==== INPUT ROWS ====

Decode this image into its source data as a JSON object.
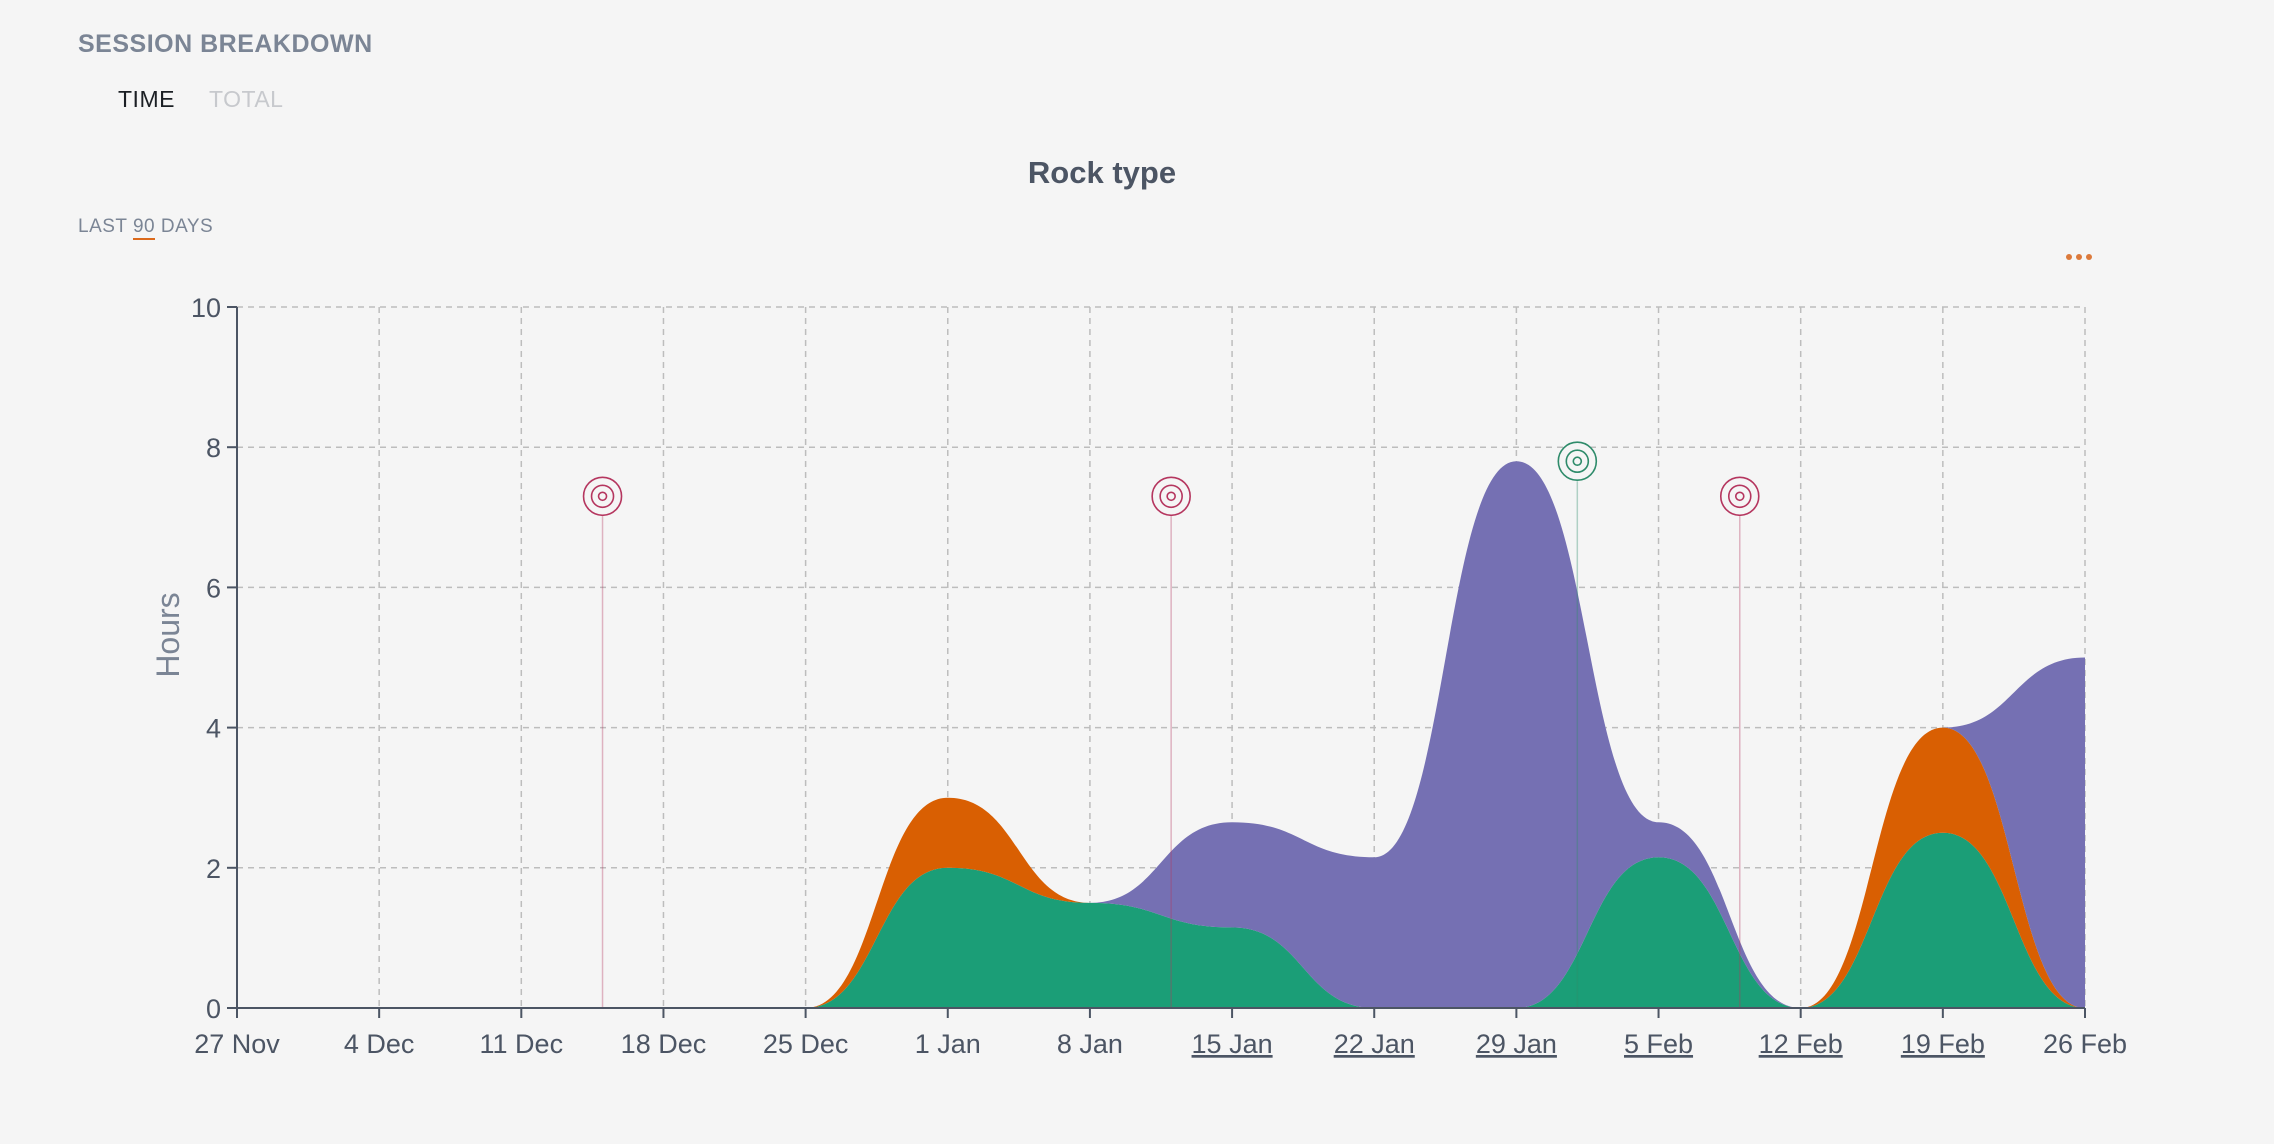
{
  "header": {
    "section_title": "SESSION BREAKDOWN",
    "tabs": [
      {
        "label": "TIME",
        "active": true
      },
      {
        "label": "TOTAL",
        "active": false
      }
    ],
    "range_prefix": "LAST",
    "range_days": "90",
    "range_suffix": "DAYS"
  },
  "colors": {
    "green": "#1b9e77",
    "orange": "#d95f02",
    "purple": "#7570b3",
    "marker_red": "#b5365f",
    "marker_green": "#2e8b6a"
  },
  "chart_data": {
    "type": "area",
    "title": "Rock type",
    "ylabel": "Hours",
    "xlabel": "",
    "ylim": [
      0,
      10
    ],
    "yticks": [
      0,
      2,
      4,
      6,
      8,
      10
    ],
    "grid": true,
    "x_start": "27 Nov",
    "x_end": "26 Feb",
    "xticks": [
      {
        "label": "27 Nov",
        "underlined": false
      },
      {
        "label": "4 Dec",
        "underlined": false
      },
      {
        "label": "11 Dec",
        "underlined": false
      },
      {
        "label": "18 Dec",
        "underlined": false
      },
      {
        "label": "25 Dec",
        "underlined": false
      },
      {
        "label": "1 Jan",
        "underlined": false
      },
      {
        "label": "8 Jan",
        "underlined": false
      },
      {
        "label": "15 Jan",
        "underlined": true
      },
      {
        "label": "22 Jan",
        "underlined": true
      },
      {
        "label": "29 Jan",
        "underlined": true
      },
      {
        "label": "5 Feb",
        "underlined": true
      },
      {
        "label": "12 Feb",
        "underlined": true
      },
      {
        "label": "19 Feb",
        "underlined": true
      },
      {
        "label": "26 Feb",
        "underlined": false
      }
    ],
    "x": [
      "27 Nov",
      "4 Dec",
      "11 Dec",
      "18 Dec",
      "25 Dec",
      "1 Jan",
      "8 Jan",
      "15 Jan",
      "22 Jan",
      "29 Jan",
      "5 Feb",
      "12 Feb",
      "19 Feb",
      "26 Feb"
    ],
    "series": [
      {
        "color": "green",
        "values": [
          0,
          0,
          0,
          0,
          0,
          2.0,
          1.5,
          1.15,
          0,
          0,
          2.15,
          0,
          2.5,
          0
        ]
      },
      {
        "color": "orange",
        "values": [
          0,
          0,
          0,
          0,
          0,
          1.0,
          0,
          0,
          0,
          0,
          0,
          0,
          1.5,
          0
        ]
      },
      {
        "color": "purple",
        "values": [
          0,
          0,
          0,
          0,
          0,
          0,
          0,
          1.5,
          2.15,
          7.8,
          0.5,
          0,
          0,
          5.0
        ]
      }
    ],
    "markers": [
      {
        "x": "15 Dec",
        "y": 7.3,
        "color": "marker_red"
      },
      {
        "x": "12 Jan",
        "y": 7.3,
        "color": "marker_red"
      },
      {
        "x": "1 Feb",
        "y": 7.8,
        "color": "marker_green"
      },
      {
        "x": "9 Feb",
        "y": 7.3,
        "color": "marker_red"
      }
    ]
  }
}
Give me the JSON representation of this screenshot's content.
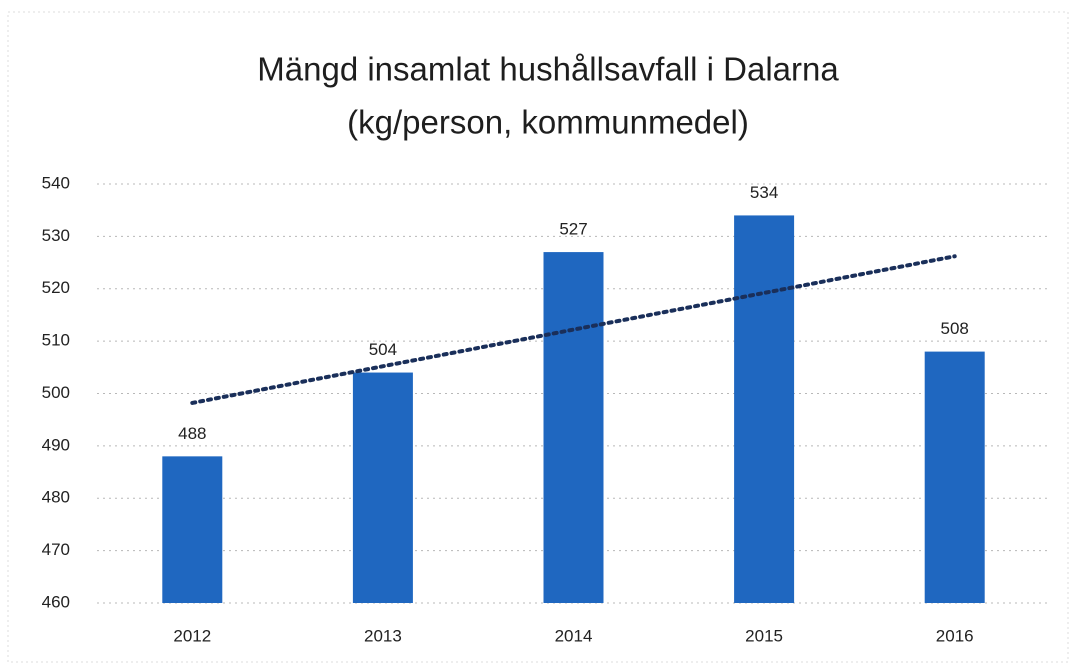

====

DIRECTIVE: Every line above should be returned word for word, with the pictures left behind.

CORRECT OUTPUT:
Decode this image into its source data as a JSON object.
{
  "header": {
    "section_title": "SESSION BREAKDOWN",
    "tabs": [
      {
        "label": "TIME",
        "active": true
      },
      {
        "label": "TOTAL",
        "active": false
      }
    ],
    "range_prefix": "LAST",
    "range_days": "90",
    "range_suffix": "DAYS"
  },
  "colors": {
    "green": "#1b9e77",
    "orange": "#d95f02",
    "purple": "#7570b3",
    "marker_red": "#b5365f",
    "marker_green": "#2e8b6a"
  },
  "chart_data": {
    "type": "area",
    "title": "Rock type",
    "ylabel": "Hours",
    "xlabel": "",
    "ylim": [
      0,
      10
    ],
    "yticks": [
      0,
      2,
      4,
      6,
      8,
      10
    ],
    "grid": true,
    "x_start": "27 Nov",
    "x_end": "26 Feb",
    "xticks": [
      {
        "label": "27 Nov",
        "underlined": false
      },
      {
        "label": "4 Dec",
        "underlined": false
      },
      {
        "label": "11 Dec",
        "underlined": false
      },
      {
        "label": "18 Dec",
        "underlined": false
      },
      {
        "label": "25 Dec",
        "underlined": false
      },
      {
        "label": "1 Jan",
        "underlined": false
      },
      {
        "label": "8 Jan",
        "underlined": false
      },
      {
        "label": "15 Jan",
        "underlined": true
      },
      {
        "label": "22 Jan",
        "underlined": true
      },
      {
        "label": "29 Jan",
        "underlined": true
      },
      {
        "label": "5 Feb",
        "underlined": true
      },
      {
        "label": "12 Feb",
        "underlined": true
      },
      {
        "label": "19 Feb",
        "underlined": true
      },
      {
        "label": "26 Feb",
        "underlined": false
      }
    ],
    "x": [
      "27 Nov",
      "4 Dec",
      "11 Dec",
      "18 Dec",
      "25 Dec",
      "1 Jan",
      "8 Jan",
      "15 Jan",
      "22 Jan",
      "29 Jan",
      "5 Feb",
      "12 Feb",
      "19 Feb",
      "26 Feb"
    ],
    "series": [
      {
        "color": "green",
        "values": [
          0,
          0,
          0,
          0,
          0,
          2.0,
          1.5,
          1.15,
          0,
          0,
          2.15,
          0,
          2.5,
          0
        ]
      },
      {
        "color": "orange",
        "values": [
          0,
          0,
          0,
          0,
          0,
          1.0,
          0,
          0,
          0,
          0,
          0,
          0,
          1.5,
          0
        ]
      },
      {
        "color": "purple",
        "values": [
          0,
          0,
          0,
          0,
          0,
          0,
          0,
          1.5,
          2.15,
          7.8,
          0.5,
          0,
          0,
          5.0
        ]
      }
    ],
    "markers": [
      {
        "x": "15 Dec",
        "y": 7.3,
        "color": "marker_red"
      },
      {
        "x": "12 Jan",
        "y": 7.3,
        "color": "marker_red"
      },
      {
        "x": "1 Feb",
        "y": 7.8,
        "color": "marker_green"
      },
      {
        "x": "9 Feb",
        "y": 7.3,
        "color": "marker_red"
      }
    ]
  }
}
Give me the JSON representation of this screenshot's content.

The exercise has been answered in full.